**DIRECTIVE**. Retype all of the entries word for word.

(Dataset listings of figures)
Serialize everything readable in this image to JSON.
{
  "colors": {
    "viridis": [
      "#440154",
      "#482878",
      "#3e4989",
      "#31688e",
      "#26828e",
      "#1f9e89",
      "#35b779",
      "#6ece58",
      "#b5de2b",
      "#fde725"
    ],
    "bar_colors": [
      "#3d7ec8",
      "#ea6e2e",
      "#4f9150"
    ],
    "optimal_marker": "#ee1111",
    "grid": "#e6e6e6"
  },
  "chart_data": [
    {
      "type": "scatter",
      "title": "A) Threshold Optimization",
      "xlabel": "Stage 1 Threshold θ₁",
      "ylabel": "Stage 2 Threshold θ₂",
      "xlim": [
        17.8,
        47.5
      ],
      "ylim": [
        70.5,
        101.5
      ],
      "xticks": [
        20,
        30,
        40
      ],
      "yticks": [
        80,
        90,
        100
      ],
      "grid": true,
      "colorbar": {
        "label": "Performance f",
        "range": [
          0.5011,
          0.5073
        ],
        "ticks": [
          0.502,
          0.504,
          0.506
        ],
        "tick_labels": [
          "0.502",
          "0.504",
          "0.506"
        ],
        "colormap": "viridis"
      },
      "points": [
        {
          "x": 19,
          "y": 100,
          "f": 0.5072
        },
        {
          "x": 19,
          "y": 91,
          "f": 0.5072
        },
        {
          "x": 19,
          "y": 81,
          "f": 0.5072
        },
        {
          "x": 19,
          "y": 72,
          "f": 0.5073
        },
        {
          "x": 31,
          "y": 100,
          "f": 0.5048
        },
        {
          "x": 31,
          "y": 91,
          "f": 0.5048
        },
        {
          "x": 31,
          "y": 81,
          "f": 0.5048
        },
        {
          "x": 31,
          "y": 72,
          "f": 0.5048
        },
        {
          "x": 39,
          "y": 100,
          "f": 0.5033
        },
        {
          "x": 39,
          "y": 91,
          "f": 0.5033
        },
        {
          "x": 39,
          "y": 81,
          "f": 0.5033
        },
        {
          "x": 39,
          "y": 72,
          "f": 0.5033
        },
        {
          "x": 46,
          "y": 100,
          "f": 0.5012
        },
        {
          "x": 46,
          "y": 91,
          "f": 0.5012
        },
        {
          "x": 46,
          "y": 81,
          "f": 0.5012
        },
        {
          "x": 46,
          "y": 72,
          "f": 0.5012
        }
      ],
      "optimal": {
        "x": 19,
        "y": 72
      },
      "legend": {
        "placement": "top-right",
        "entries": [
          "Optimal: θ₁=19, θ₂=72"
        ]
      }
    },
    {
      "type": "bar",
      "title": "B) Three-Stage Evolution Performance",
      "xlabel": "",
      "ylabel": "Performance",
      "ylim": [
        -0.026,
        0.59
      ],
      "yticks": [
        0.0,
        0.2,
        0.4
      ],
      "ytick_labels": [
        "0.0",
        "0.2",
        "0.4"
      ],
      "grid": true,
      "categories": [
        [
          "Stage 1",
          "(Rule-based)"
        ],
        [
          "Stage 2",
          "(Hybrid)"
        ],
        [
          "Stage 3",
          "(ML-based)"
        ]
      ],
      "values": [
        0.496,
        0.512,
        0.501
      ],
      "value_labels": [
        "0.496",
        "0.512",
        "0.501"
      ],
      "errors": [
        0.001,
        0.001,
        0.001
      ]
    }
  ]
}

**OUTPUT FOR THIS TASK**.
Serialize everything readable in this image to JSON.
{
  "colors": {
    "viridis": [
      "#440154",
      "#482878",
      "#3e4989",
      "#31688e",
      "#26828e",
      "#1f9e89",
      "#35b779",
      "#6ece58",
      "#b5de2b",
      "#fde725"
    ],
    "bar_colors": [
      "#3d7ec8",
      "#ea6e2e",
      "#4f9150"
    ],
    "optimal_marker": "#ee1111",
    "grid": "#e6e6e6"
  },
  "chart_data": [
    {
      "type": "scatter",
      "title": "A) Threshold Optimization",
      "xlabel": "Stage 1 Threshold θ₁",
      "ylabel": "Stage 2 Threshold θ₂",
      "xlim": [
        17.8,
        47.5
      ],
      "ylim": [
        70.5,
        101.5
      ],
      "xticks": [
        20,
        30,
        40
      ],
      "yticks": [
        80,
        90,
        100
      ],
      "grid": true,
      "colorbar": {
        "label": "Performance f",
        "range": [
          0.5011,
          0.5073
        ],
        "ticks": [
          0.502,
          0.504,
          0.506
        ],
        "tick_labels": [
          "0.502",
          "0.504",
          "0.506"
        ],
        "colormap": "viridis"
      },
      "points": [
        {
          "x": 19,
          "y": 100,
          "f": 0.5072
        },
        {
          "x": 19,
          "y": 91,
          "f": 0.5072
        },
        {
          "x": 19,
          "y": 81,
          "f": 0.5072
        },
        {
          "x": 19,
          "y": 72,
          "f": 0.5073
        },
        {
          "x": 31,
          "y": 100,
          "f": 0.5048
        },
        {
          "x": 31,
          "y": 91,
          "f": 0.5048
        },
        {
          "x": 31,
          "y": 81,
          "f": 0.5048
        },
        {
          "x": 31,
          "y": 72,
          "f": 0.5048
        },
        {
          "x": 39,
          "y": 100,
          "f": 0.5033
        },
        {
          "x": 39,
          "y": 91,
          "f": 0.5033
        },
        {
          "x": 39,
          "y": 81,
          "f": 0.5033
        },
        {
          "x": 39,
          "y": 72,
          "f": 0.5033
        },
        {
          "x": 46,
          "y": 100,
          "f": 0.5012
        },
        {
          "x": 46,
          "y": 91,
          "f": 0.5012
        },
        {
          "x": 46,
          "y": 81,
          "f": 0.5012
        },
        {
          "x": 46,
          "y": 72,
          "f": 0.5012
        }
      ],
      "optimal": {
        "x": 19,
        "y": 72
      },
      "legend": {
        "placement": "top-right",
        "entries": [
          "Optimal: θ₁=19, θ₂=72"
        ]
      }
    },
    {
      "type": "bar",
      "title": "B) Three-Stage Evolution Performance",
      "xlabel": "",
      "ylabel": "Performance",
      "ylim": [
        -0.026,
        0.59
      ],
      "yticks": [
        0.0,
        0.2,
        0.4
      ],
      "ytick_labels": [
        "0.0",
        "0.2",
        "0.4"
      ],
      "grid": true,
      "categories": [
        [
          "Stage 1",
          "(Rule-based)"
        ],
        [
          "Stage 2",
          "(Hybrid)"
        ],
        [
          "Stage 3",
          "(ML-based)"
        ]
      ],
      "values": [
        0.496,
        0.512,
        0.501
      ],
      "value_labels": [
        "0.496",
        "0.512",
        "0.501"
      ],
      "errors": [
        0.001,
        0.001,
        0.001
      ]
    }
  ]
}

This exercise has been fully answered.